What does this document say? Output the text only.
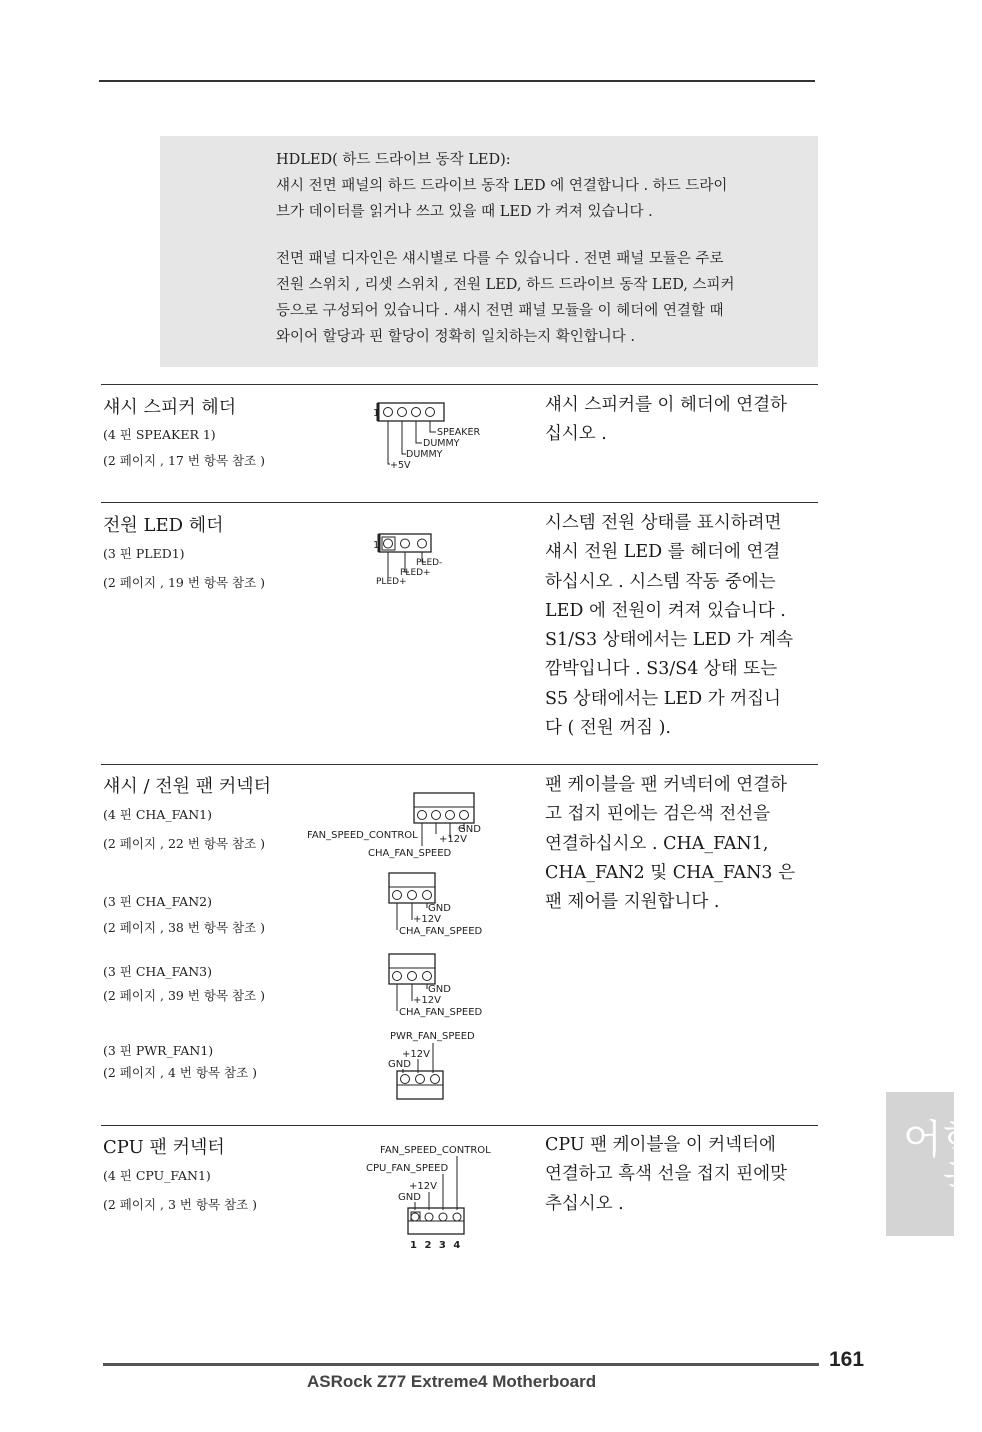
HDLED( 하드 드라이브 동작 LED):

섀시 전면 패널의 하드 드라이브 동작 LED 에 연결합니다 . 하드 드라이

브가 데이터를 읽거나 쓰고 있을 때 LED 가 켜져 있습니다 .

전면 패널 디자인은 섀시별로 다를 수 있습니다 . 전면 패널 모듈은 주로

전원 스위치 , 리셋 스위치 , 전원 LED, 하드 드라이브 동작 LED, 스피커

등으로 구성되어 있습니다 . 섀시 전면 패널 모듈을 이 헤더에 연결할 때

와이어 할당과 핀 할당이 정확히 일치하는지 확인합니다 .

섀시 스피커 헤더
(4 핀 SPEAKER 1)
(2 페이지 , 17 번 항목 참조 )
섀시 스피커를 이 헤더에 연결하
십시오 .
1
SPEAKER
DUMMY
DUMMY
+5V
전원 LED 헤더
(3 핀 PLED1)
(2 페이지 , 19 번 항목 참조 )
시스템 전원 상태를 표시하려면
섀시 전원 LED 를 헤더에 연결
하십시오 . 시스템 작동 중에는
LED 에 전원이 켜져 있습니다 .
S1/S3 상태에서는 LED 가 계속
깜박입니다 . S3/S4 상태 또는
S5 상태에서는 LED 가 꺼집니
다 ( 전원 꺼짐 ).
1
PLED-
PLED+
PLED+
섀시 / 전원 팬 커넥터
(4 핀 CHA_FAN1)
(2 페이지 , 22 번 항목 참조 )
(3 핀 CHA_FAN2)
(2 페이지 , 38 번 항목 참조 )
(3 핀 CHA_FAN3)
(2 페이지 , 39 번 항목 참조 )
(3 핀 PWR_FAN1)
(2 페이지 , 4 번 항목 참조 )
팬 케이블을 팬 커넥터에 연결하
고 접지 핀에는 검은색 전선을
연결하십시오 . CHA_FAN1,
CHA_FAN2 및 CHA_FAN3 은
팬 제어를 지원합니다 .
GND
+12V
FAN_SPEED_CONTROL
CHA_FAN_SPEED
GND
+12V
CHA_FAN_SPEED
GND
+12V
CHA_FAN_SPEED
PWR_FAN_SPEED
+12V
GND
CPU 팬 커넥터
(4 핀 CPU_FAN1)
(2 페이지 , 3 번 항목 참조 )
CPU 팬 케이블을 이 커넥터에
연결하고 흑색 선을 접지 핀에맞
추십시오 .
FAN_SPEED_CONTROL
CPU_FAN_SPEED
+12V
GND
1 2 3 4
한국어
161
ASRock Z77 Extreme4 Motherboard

**What you should do**
Without the pictures, restate all of the entries above verbatim.

**Task output**
What does this document say? Output the text only.
HDLED( 하드 드라이브 동작 LED):

섀시 전면 패널의 하드 드라이브 동작 LED 에 연결합니다 . 하드 드라이

브가 데이터를 읽거나 쓰고 있을 때 LED 가 켜져 있습니다 .

전면 패널 디자인은 섀시별로 다를 수 있습니다 . 전면 패널 모듈은 주로

전원 스위치 , 리셋 스위치 , 전원 LED, 하드 드라이브 동작 LED, 스피커

등으로 구성되어 있습니다 . 섀시 전면 패널 모듈을 이 헤더에 연결할 때

와이어 할당과 핀 할당이 정확히 일치하는지 확인합니다 .

섀시 스피커 헤더
(4 핀 SPEAKER 1)
(2 페이지 , 17 번 항목 참조 )
섀시 스피커를 이 헤더에 연결하
십시오 .
1
SPEAKER
DUMMY
DUMMY
+5V
전원 LED 헤더
(3 핀 PLED1)
(2 페이지 , 19 번 항목 참조 )
시스템 전원 상태를 표시하려면
섀시 전원 LED 를 헤더에 연결
하십시오 . 시스템 작동 중에는
LED 에 전원이 켜져 있습니다 .
S1/S3 상태에서는 LED 가 계속
깜박입니다 . S3/S4 상태 또는
S5 상태에서는 LED 가 꺼집니
다 ( 전원 꺼짐 ).
1
PLED-
PLED+
PLED+
섀시 / 전원 팬 커넥터
(4 핀 CHA_FAN1)
(2 페이지 , 22 번 항목 참조 )
(3 핀 CHA_FAN2)
(2 페이지 , 38 번 항목 참조 )
(3 핀 CHA_FAN3)
(2 페이지 , 39 번 항목 참조 )
(3 핀 PWR_FAN1)
(2 페이지 , 4 번 항목 참조 )
팬 케이블을 팬 커넥터에 연결하
고 접지 핀에는 검은색 전선을
연결하십시오 . CHA_FAN1,
CHA_FAN2 및 CHA_FAN3 은
팬 제어를 지원합니다 .
GND
+12V
FAN_SPEED_CONTROL
CHA_FAN_SPEED
GND
+12V
CHA_FAN_SPEED
GND
+12V
CHA_FAN_SPEED
PWR_FAN_SPEED
+12V
GND
CPU 팬 커넥터
(4 핀 CPU_FAN1)
(2 페이지 , 3 번 항목 참조 )
CPU 팬 케이블을 이 커넥터에
연결하고 흑색 선을 접지 핀에맞
추십시오 .
FAN_SPEED_CONTROL
CPU_FAN_SPEED
+12V
GND
1 2 3 4
한국어
161
ASRock Z77 Extreme4 Motherboard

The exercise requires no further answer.